» A block of data:
START

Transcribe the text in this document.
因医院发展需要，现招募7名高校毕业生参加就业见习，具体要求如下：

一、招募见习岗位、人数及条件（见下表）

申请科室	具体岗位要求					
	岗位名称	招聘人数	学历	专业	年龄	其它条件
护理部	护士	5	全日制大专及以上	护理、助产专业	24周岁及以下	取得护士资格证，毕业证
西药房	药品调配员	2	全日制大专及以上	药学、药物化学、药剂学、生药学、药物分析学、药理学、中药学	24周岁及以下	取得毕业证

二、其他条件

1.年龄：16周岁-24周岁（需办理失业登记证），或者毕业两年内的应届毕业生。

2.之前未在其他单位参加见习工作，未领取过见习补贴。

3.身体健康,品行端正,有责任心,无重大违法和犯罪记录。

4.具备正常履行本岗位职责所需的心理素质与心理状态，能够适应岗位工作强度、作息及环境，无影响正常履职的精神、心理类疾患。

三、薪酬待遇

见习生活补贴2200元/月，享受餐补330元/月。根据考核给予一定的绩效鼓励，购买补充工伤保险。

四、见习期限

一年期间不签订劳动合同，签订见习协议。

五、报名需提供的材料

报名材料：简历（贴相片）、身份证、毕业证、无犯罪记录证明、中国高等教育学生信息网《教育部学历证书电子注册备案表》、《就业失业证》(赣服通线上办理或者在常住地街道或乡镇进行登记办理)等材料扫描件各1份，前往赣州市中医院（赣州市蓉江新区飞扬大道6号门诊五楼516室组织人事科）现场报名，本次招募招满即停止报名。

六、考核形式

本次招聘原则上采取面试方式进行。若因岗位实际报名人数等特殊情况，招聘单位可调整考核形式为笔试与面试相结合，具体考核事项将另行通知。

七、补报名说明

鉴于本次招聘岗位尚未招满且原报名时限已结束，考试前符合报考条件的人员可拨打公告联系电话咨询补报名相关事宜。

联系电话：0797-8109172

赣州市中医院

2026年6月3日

END
START

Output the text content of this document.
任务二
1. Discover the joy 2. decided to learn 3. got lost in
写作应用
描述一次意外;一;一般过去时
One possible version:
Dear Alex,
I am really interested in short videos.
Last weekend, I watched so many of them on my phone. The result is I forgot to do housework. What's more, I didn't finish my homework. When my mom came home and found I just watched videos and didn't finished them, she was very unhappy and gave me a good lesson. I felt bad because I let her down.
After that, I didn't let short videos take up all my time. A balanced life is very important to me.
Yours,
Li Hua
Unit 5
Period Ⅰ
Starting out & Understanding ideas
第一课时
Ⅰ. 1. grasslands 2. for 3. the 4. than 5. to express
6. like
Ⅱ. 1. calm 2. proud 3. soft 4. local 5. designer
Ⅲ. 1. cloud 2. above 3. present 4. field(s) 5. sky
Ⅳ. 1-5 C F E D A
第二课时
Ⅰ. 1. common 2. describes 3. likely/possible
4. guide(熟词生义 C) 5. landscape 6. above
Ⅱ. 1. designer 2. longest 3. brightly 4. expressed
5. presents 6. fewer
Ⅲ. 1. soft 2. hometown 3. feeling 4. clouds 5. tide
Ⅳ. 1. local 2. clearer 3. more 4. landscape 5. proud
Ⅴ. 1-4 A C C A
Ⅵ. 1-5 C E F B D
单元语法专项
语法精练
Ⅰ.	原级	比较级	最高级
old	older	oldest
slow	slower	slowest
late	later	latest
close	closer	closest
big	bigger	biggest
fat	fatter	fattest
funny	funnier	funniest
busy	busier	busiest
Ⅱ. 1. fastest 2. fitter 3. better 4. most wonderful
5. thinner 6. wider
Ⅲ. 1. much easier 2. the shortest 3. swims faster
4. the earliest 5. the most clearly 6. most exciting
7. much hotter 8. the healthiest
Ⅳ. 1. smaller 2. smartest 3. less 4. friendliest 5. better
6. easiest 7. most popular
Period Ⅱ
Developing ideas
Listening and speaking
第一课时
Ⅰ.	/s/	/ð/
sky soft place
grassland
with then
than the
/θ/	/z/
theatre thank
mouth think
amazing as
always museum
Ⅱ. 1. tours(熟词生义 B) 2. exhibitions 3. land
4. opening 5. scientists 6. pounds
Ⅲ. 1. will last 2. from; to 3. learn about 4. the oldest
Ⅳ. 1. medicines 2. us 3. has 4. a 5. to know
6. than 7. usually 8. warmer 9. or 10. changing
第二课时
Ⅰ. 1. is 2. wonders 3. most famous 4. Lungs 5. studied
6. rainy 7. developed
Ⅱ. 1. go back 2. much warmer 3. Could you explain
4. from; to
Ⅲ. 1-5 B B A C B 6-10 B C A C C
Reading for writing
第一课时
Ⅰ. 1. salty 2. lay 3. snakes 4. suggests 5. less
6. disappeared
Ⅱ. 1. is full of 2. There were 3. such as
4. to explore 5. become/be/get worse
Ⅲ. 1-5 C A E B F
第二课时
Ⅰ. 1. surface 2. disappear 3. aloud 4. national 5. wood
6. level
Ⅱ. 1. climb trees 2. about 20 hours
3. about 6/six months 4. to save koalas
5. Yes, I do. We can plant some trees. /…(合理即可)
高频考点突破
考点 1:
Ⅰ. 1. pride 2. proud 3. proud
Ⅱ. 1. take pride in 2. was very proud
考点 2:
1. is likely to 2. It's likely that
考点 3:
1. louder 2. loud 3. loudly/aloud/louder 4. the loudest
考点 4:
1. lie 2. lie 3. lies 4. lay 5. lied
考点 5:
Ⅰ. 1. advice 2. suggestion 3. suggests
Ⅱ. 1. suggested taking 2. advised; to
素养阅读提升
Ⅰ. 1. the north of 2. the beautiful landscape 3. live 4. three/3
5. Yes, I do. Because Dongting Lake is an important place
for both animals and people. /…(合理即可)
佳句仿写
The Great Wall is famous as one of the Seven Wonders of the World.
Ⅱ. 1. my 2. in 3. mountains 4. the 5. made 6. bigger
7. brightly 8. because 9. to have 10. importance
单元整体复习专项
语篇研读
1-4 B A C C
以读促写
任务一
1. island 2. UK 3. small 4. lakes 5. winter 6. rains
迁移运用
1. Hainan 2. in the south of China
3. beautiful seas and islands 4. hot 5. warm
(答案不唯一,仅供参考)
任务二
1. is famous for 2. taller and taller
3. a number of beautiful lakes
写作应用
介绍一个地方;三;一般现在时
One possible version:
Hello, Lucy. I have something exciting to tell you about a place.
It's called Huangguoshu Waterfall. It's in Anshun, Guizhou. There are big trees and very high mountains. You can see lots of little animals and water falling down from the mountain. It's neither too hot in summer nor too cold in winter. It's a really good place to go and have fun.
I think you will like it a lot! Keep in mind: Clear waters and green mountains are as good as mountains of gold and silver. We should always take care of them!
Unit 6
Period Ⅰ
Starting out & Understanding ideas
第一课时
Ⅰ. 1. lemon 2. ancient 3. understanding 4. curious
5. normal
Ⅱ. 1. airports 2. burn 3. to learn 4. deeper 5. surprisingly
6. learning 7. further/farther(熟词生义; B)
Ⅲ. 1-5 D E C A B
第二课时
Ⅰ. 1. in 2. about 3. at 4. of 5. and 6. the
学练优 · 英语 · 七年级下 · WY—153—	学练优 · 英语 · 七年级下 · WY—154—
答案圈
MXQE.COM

END

» SHORT EXERCISE: Count every line of the material above that holds the string "important", then state only the total.

» RESPONSE: 2